Fragmento proporcionado:
Jane Goodall: resonancia eterna de la Tierra

Jane Goodall, pionera en la primatología, revolucionó la ciencia con empatía y dedicó su vida a la defensa de la naturaleza.

Fotografía cortesía.

Jane Goodall nunca quiso ser una científica distante. Cuando en 1960 llegó a la selva de Gombe, en Tanzania, no llevaba bata ni instrumentos fríos de laboratorio. En su cuerpo cargaba solo con paciencia, curiosidad y una mirada que se atrevía a ver al mundo que la rodeaba como algo más que un objeto de estudio. Con un cuaderno en mano y respeto inusual, decidió darles nombres —Flo, Fifi, David Barba Gris—. Con este acto tan simple rompió con los rígidos moldes de la ciencia. Desde entonces, nadie volvió a mirar a los primates de la misma manera.

La etóloga y primatóloga británica murió este 1 de octubre en California, a los 91 años, mientras aún estaba de gira con sus conferencias. Su vida fue un acto ininterrumpido de observación, defensa y divulgación. Vio en la tierra su acústica rebelde y la convirtió en una causa urgente.

Hija de la posguerra inglesa, su vocación apareció temprano. Con apenas cuatro años se escondió en un gallinero para descubrir por sí misma cómo salía un huevo de una gallina. A los 23 viajó a África, donde conoció al antropólogo Louis Leakey, quien intuyó en esa joven sin títulos formales la valentía y sensibilidad necesarias. Su destino, desde la concepción, fue adentrarse en lo desconocido. En Gombe, Goodall demostró que los chimpancés fabricaban herramientas, se organizaban en jerarquías, expresaban emociones y eran capaces de lazos tan complejos como los nuestros.

Sus hallazgos, difundidos a través de documentales de National Geographic, fascinaron al público y revolucionaron la primatología. Con ellos desafió las definiciones mismas de lo que significa ser humano. Como dijo Leakey: “Ahora debemos redefinir ‘herramienta’, redefinir ‘hombre’ o aceptar a los chimpancés como humanos”.

Mensajera de la Paz de la ONU, Dama del Imperio Británico y receptora de la Medalla de la Libertad de Estados Unidos. Tan solo el principio de una vida llena de logros. Goodall acumuló honores sin abandonar nunca el campo de batalla más urgente: la defensa de la naturaleza. En los últimos años se volvió cada vez más firme en su llamado contra la crisis climática. Sus ojos, más que sus palabras, decían que “nuestro futuro estará condenado” si no actuamos ya.

Deja más de 30 libros, decenas de documentales y un instituto que lleva su nombre. No es una minucia. Pero más importante tal vez es la herencia ética. La certeza de que la empatía no está reñida con la objetividad, y que el conocimiento científico puede y debe hacerse desde el respeto.

Jane Goodall se ha ido pero queda su mirada al mundo –compartida por millones al rededor del globo–, con ojos nuevos, con paciencia, con ternura.

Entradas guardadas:

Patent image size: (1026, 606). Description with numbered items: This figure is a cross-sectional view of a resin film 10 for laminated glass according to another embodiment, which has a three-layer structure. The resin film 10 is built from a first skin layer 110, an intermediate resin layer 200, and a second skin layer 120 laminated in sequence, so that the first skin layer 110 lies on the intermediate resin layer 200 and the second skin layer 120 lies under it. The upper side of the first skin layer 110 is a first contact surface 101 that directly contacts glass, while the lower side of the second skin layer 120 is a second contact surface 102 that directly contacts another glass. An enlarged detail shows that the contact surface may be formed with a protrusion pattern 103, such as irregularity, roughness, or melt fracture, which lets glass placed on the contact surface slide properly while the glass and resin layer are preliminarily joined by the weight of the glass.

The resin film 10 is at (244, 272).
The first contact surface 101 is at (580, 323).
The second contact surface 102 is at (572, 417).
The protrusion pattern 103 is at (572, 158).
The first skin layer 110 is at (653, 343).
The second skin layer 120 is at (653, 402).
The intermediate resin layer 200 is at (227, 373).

Preguntas por responder:
(A) Transcriba el tramo del texto sobre Jane Goodall que va desde "Mensajera de la" hasta "desde el respeto.", renombrando "instituto" como "centro".
(B) Según el texto sobre Jane Goodall, ¿dónde y a qué edad murió?
Responda basándose exclusivamente en el texto sobre Jane Goodall.

Resultados del ejercicio:
(A)
Mensajera de la Paz de la ONU, Dama del Imperio Británico y receptora de la Medalla de la Libertad de Estados Unidos. Tan solo el principio de una vida llena de logros. Goodall acumuló honores sin abandonar nunca el campo de batalla más urgente: la defensa de la naturaleza. En los últimos años se volvió cada vez más firme en su llamado contra la crisis climática. Sus ojos, más que sus palabras, decían que “nuestro futuro estará condenado” si no actuamos ya.

Deja más de 30 libros, decenas de documentales y un centro que lleva su nombre. No es una minucia. Pero más importante tal vez es la herencia ética. La certeza de que la empatía no está reñida con la objetividad, y que el conocimiento científico puede y debe hacerse desde el respeto.

(B) En California, a los 91 años.